Records from a data source:

★ ★ ★ ★ ★ ★ ★

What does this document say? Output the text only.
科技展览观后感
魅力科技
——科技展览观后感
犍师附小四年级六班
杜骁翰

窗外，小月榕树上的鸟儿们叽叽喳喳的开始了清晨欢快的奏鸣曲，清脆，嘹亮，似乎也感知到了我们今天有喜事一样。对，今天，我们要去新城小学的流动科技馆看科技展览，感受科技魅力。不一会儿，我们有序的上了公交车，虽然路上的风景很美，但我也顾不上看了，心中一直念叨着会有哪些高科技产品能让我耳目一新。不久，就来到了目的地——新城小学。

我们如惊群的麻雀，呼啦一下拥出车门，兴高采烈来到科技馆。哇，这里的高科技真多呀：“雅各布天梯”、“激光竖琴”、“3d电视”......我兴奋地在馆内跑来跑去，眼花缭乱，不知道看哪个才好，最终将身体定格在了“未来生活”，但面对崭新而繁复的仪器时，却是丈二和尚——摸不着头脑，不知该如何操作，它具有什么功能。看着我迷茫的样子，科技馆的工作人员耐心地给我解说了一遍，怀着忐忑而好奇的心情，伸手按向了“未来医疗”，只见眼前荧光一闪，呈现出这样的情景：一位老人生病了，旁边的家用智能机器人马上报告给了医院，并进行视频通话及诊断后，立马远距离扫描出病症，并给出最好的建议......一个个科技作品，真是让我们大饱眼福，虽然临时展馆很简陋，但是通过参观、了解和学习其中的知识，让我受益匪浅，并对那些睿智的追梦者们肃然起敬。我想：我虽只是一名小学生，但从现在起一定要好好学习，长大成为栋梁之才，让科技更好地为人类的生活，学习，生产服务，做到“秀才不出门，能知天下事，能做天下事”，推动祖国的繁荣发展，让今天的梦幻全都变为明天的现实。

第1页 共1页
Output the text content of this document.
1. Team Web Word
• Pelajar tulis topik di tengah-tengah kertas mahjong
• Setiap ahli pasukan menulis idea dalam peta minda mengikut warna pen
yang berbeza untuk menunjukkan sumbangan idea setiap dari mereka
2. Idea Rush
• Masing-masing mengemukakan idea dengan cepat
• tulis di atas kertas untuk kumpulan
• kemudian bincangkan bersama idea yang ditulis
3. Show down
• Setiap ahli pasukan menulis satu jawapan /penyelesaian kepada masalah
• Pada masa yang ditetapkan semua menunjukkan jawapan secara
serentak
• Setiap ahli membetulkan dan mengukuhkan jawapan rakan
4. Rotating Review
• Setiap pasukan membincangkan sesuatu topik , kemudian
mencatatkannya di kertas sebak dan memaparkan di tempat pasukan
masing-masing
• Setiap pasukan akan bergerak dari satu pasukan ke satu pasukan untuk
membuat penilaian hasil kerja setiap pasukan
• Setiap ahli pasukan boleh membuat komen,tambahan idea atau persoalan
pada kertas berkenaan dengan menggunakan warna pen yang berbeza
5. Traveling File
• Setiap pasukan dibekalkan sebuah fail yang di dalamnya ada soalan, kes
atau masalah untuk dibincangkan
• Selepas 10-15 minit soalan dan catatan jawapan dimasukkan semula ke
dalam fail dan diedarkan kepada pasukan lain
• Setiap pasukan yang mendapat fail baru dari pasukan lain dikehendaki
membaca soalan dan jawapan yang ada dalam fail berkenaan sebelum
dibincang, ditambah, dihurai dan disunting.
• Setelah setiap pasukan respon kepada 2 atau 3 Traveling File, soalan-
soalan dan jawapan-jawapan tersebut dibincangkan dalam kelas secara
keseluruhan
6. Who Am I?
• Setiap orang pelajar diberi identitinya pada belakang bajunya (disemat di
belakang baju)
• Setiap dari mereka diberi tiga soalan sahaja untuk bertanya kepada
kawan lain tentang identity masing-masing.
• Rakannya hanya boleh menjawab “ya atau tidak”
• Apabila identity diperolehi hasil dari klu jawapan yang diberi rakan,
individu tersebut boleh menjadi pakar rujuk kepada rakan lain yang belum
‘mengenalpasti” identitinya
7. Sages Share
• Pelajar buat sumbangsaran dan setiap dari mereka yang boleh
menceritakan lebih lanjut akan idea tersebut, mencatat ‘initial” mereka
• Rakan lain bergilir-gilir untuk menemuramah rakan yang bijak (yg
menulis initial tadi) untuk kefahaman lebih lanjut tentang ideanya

★ ★ ★ ★ ★ ★ ★

SHORT TASK:
Extract all lines of the records above that include "menulis".

ANSWER BELOW:
• Setiap ahli pasukan menulis idea dalam peta minda mengikut warna pen
• Setiap ahli pasukan menulis satu jawapan /penyelesaian kepada masalah
menulis initial tadi) untuk kefahaman lebih lanjut tentang ideanya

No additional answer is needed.